→ **GIVEN ENTRIES**:

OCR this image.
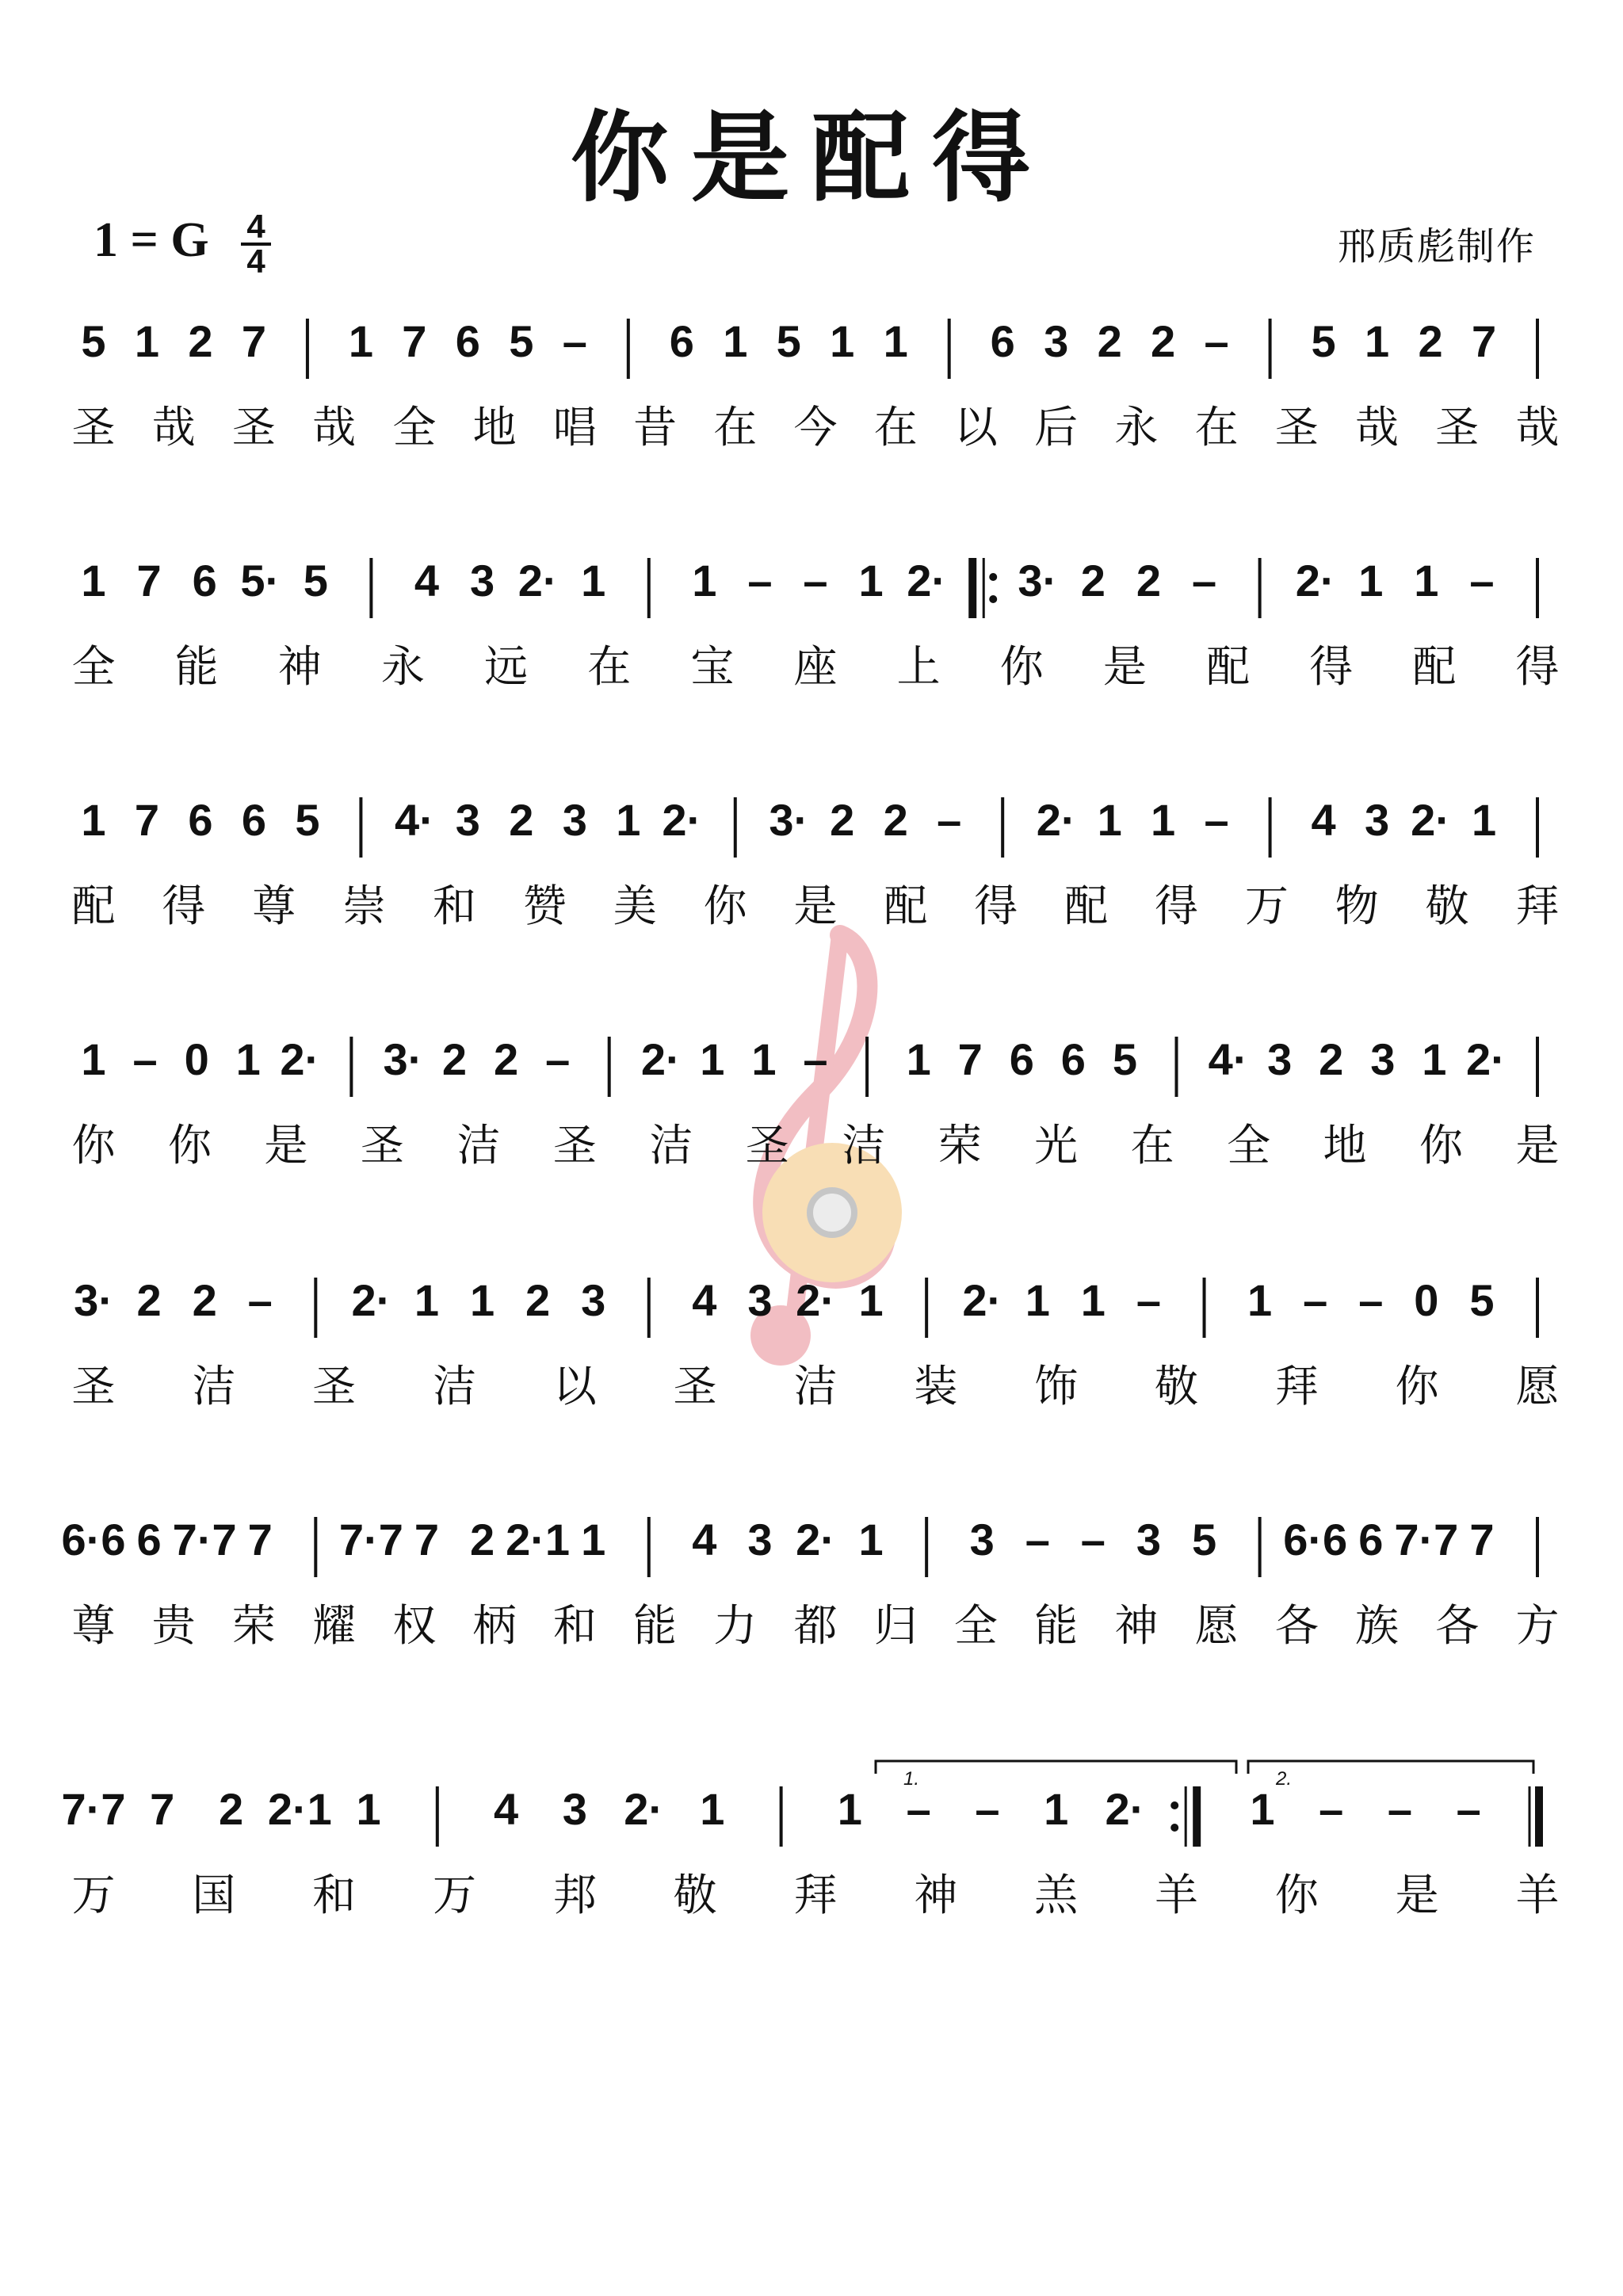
你是配得
1 = G 4
4	邢质彪制作
5 1 2 7 1 7 6 5 – 6 1 5 1 1 6 3 2 2 – 5 1 2 7
圣 哉 圣 哉 全 地 唱 昔 在 今 在 以 后 永 在 圣 哉 圣 哉
1 7 6 5· 5 4 3 2· 1 1 – – 1 2· 3· 2 2 – 2· 1 1 –
全 能 神 永 远 在 宝 座 上 你 是 配 得 配 得
1 7 6 6 5 4· 3 2 3 1 2· 3· 2 2 – 2· 1 1 – 4 3 2· 1
配 得 尊 崇 和 赞 美 你 是 配 得 配 得 万 物 敬 拜
1 – 0 1 2· 3· 2 2 – 2· 1 1 – 1 7 6 6 5 4· 3 2 3 1 2·
你 你 是 圣 洁 圣 洁 圣 洁 荣 光 在 全 地 你 是
3· 2 2 – 2· 1 1 2 3 4 3 2· 1 2· 1 1 – 1 – – 0 5
圣 洁 圣 洁 以 圣 洁 装 饰 敬 拜 你 愿
6·6 6 7·7 7 7·7 7 2 2·1 1 4 3 2· 1 3 – – 3 5 6·6 6 7·7 7
尊 贵 荣 耀 权 柄 和 能 力 都 归 全 能 神 愿 各 族 各 方
7·7 7 2 2·1 1	4 3 2· 1	1 – – 1 2· 1 – – –
万 国 和 万 邦 敬 拜 神 羔 羊 你 是 羊
1.	2.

→ **EXERCISE DESCRIPTION**:
Each line in the records above should be reproduced exactly; images are not copied.

→ **RESULT**:
OCR this image.
你是配得
1 = G 4
4	邢质彪制作
5 1 2 7 1 7 6 5 – 6 1 5 1 1 6 3 2 2 – 5 1 2 7
圣 哉 圣 哉 全 地 唱 昔 在 今 在 以 后 永 在 圣 哉 圣 哉
1 7 6 5· 5 4 3 2· 1 1 – – 1 2· 3· 2 2 – 2· 1 1 –
全 能 神 永 远 在 宝 座 上 你 是 配 得 配 得
1 7 6 6 5 4· 3 2 3 1 2· 3· 2 2 – 2· 1 1 – 4 3 2· 1
配 得 尊 崇 和 赞 美 你 是 配 得 配 得 万 物 敬 拜
1 – 0 1 2· 3· 2 2 – 2· 1 1 – 1 7 6 6 5 4· 3 2 3 1 2·
你 你 是 圣 洁 圣 洁 圣 洁 荣 光 在 全 地 你 是
3· 2 2 – 2· 1 1 2 3 4 3 2· 1 2· 1 1 – 1 – – 0 5
圣 洁 圣 洁 以 圣 洁 装 饰 敬 拜 你 愿
6·6 6 7·7 7 7·7 7 2 2·1 1 4 3 2· 1 3 – – 3 5 6·6 6 7·7 7
尊 贵 荣 耀 权 柄 和 能 力 都 归 全 能 神 愿 各 族 各 方
7·7 7 2 2·1 1	4 3 2· 1	1 – – 1 2· 1 – – –
万 国 和 万 邦 敬 拜 神 羔 羊 你 是 羊
1.	2.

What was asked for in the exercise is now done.